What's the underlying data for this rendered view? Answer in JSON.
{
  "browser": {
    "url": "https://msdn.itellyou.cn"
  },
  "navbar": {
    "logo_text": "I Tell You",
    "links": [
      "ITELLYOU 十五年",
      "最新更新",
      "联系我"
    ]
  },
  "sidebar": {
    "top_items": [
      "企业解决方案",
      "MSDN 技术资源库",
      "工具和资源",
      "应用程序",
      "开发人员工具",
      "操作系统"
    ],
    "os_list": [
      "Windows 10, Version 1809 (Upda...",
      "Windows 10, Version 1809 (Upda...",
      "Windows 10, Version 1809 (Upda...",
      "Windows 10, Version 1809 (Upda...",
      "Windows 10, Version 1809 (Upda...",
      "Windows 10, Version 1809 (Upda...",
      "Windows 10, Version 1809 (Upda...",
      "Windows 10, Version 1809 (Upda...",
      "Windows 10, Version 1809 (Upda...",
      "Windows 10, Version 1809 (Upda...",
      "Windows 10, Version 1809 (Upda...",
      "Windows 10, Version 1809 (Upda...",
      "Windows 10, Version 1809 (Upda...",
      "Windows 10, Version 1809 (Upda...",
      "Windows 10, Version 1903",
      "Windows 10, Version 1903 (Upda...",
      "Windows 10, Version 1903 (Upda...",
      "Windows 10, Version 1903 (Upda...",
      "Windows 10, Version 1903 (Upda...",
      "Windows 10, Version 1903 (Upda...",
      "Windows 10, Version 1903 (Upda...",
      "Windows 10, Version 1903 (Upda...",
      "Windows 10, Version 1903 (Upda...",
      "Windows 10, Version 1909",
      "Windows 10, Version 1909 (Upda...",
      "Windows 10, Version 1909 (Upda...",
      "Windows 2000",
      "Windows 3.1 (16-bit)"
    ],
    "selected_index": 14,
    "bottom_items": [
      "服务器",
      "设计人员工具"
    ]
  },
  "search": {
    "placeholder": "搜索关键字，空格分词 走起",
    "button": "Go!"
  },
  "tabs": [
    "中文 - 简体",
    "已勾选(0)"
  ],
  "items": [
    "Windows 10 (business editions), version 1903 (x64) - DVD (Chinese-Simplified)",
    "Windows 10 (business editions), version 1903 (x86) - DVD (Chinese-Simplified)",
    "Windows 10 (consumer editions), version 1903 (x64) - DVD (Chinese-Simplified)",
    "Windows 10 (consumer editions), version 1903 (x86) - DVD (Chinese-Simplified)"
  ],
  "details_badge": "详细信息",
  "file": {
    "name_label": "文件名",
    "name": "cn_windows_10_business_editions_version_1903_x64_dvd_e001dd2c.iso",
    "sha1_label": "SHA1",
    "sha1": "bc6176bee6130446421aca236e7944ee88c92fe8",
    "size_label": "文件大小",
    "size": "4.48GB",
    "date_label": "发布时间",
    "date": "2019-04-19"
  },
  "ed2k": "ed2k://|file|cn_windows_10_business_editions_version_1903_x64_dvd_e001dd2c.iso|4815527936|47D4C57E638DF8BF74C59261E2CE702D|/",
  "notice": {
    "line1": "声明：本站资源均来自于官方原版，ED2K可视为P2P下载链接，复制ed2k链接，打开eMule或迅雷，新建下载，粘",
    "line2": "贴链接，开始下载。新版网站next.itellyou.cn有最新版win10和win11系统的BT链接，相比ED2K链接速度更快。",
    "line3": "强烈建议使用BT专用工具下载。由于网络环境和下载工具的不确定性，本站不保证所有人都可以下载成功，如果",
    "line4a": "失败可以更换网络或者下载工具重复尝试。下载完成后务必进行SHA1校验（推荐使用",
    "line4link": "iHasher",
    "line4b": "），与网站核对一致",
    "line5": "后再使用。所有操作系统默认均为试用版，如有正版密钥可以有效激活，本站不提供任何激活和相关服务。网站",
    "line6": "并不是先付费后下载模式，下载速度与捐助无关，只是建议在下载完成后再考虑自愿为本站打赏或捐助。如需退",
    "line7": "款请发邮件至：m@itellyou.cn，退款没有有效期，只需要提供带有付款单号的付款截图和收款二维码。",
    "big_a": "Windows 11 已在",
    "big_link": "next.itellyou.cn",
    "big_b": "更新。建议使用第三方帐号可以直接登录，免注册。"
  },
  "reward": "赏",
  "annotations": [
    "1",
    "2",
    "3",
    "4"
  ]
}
+---+
- What is being asked: Take the entries above and copy them out exactly.

- Solution:
What's the underlying data for this rendered view? Answer in JSON.
{
  "browser": {
    "url": "https://msdn.itellyou.cn"
  },
  "navbar": {
    "logo_text": "I Tell You",
    "links": [
      "ITELLYOU 十五年",
      "最新更新",
      "联系我"
    ]
  },
  "sidebar": {
    "top_items": [
      "企业解决方案",
      "MSDN 技术资源库",
      "工具和资源",
      "应用程序",
      "开发人员工具",
      "操作系统"
    ],
    "os_list": [
      "Windows 10, Version 1809 (Upda...",
      "Windows 10, Version 1809 (Upda...",
      "Windows 10, Version 1809 (Upda...",
      "Windows 10, Version 1809 (Upda...",
      "Windows 10, Version 1809 (Upda...",
      "Windows 10, Version 1809 (Upda...",
      "Windows 10, Version 1809 (Upda...",
      "Windows 10, Version 1809 (Upda...",
      "Windows 10, Version 1809 (Upda...",
      "Windows 10, Version 1809 (Upda...",
      "Windows 10, Version 1809 (Upda...",
      "Windows 10, Version 1809 (Upda...",
      "Windows 10, Version 1809 (Upda...",
      "Windows 10, Version 1809 (Upda...",
      "Windows 10, Version 1903",
      "Windows 10, Version 1903 (Upda...",
      "Windows 10, Version 1903 (Upda...",
      "Windows 10, Version 1903 (Upda...",
      "Windows 10, Version 1903 (Upda...",
      "Windows 10, Version 1903 (Upda...",
      "Windows 10, Version 1903 (Upda...",
      "Windows 10, Version 1903 (Upda...",
      "Windows 10, Version 1903 (Upda...",
      "Windows 10, Version 1909",
      "Windows 10, Version 1909 (Upda...",
      "Windows 10, Version 1909 (Upda...",
      "Windows 2000",
      "Windows 3.1 (16-bit)"
    ],
    "selected_index": 14,
    "bottom_items": [
      "服务器",
      "设计人员工具"
    ]
  },
  "search": {
    "placeholder": "搜索关键字，空格分词 走起",
    "button": "Go!"
  },
  "tabs": [
    "中文 - 简体",
    "已勾选(0)"
  ],
  "items": [
    "Windows 10 (business editions), version 1903 (x64) - DVD (Chinese-Simplified)",
    "Windows 10 (business editions), version 1903 (x86) - DVD (Chinese-Simplified)",
    "Windows 10 (consumer editions), version 1903 (x64) - DVD (Chinese-Simplified)",
    "Windows 10 (consumer editions), version 1903 (x86) - DVD (Chinese-Simplified)"
  ],
  "details_badge": "详细信息",
  "file": {
    "name_label": "文件名",
    "name": "cn_windows_10_business_editions_version_1903_x64_dvd_e001dd2c.iso",
    "sha1_label": "SHA1",
    "sha1": "bc6176bee6130446421aca236e7944ee88c92fe8",
    "size_label": "文件大小",
    "size": "4.48GB",
    "date_label": "发布时间",
    "date": "2019-04-19"
  },
  "ed2k": "ed2k://|file|cn_windows_10_business_editions_version_1903_x64_dvd_e001dd2c.iso|4815527936|47D4C57E638DF8BF74C59261E2CE702D|/",
  "notice": {
    "line1": "声明：本站资源均来自于官方原版，ED2K可视为P2P下载链接，复制ed2k链接，打开eMule或迅雷，新建下载，粘",
    "line2": "贴链接，开始下载。新版网站next.itellyou.cn有最新版win10和win11系统的BT链接，相比ED2K链接速度更快。",
    "line3": "强烈建议使用BT专用工具下载。由于网络环境和下载工具的不确定性，本站不保证所有人都可以下载成功，如果",
    "line4a": "失败可以更换网络或者下载工具重复尝试。下载完成后务必进行SHA1校验（推荐使用",
    "line4link": "iHasher",
    "line4b": "），与网站核对一致",
    "line5": "后再使用。所有操作系统默认均为试用版，如有正版密钥可以有效激活，本站不提供任何激活和相关服务。网站",
    "line6": "并不是先付费后下载模式，下载速度与捐助无关，只是建议在下载完成后再考虑自愿为本站打赏或捐助。如需退",
    "line7": "款请发邮件至：m@itellyou.cn，退款没有有效期，只需要提供带有付款单号的付款截图和收款二维码。",
    "big_a": "Windows 11 已在",
    "big_link": "next.itellyou.cn",
    "big_b": "更新。建议使用第三方帐号可以直接登录，免注册。"
  },
  "reward": "赏",
  "annotations": [
    "1",
    "2",
    "3",
    "4"
  ]
}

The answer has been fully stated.